* _GOAL_: Find each line with the word "this" and copy it.

BEGIN

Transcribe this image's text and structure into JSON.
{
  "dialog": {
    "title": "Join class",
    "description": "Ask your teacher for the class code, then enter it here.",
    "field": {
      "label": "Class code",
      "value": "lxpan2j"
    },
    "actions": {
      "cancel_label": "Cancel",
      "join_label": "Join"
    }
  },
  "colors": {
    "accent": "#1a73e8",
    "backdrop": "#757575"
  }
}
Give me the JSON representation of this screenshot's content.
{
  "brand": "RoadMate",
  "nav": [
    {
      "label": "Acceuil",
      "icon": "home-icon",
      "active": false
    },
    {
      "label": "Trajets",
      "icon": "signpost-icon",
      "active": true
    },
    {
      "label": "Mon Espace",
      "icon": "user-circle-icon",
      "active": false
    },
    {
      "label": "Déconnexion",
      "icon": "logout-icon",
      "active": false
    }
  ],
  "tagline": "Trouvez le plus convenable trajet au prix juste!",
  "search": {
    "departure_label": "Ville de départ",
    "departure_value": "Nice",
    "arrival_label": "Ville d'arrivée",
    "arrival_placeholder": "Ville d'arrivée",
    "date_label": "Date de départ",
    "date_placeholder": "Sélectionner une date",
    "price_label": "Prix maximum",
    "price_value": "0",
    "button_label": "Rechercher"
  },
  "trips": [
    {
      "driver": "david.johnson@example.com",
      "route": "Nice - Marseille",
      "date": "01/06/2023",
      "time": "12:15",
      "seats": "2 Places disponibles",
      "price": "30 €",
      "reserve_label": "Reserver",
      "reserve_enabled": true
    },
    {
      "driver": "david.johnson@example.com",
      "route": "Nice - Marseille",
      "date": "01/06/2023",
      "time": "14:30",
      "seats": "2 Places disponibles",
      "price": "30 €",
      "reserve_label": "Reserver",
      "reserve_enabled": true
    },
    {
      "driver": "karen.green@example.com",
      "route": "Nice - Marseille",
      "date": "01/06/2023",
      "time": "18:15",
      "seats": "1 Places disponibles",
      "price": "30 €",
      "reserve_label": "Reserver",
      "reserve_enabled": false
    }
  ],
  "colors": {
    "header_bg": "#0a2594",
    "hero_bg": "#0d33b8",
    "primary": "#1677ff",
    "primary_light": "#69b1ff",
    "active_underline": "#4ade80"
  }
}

END

* _TASK RESULT_:
Transcribe this image's text and structure into JSON.
Give me the JSON representation of this screenshot's content.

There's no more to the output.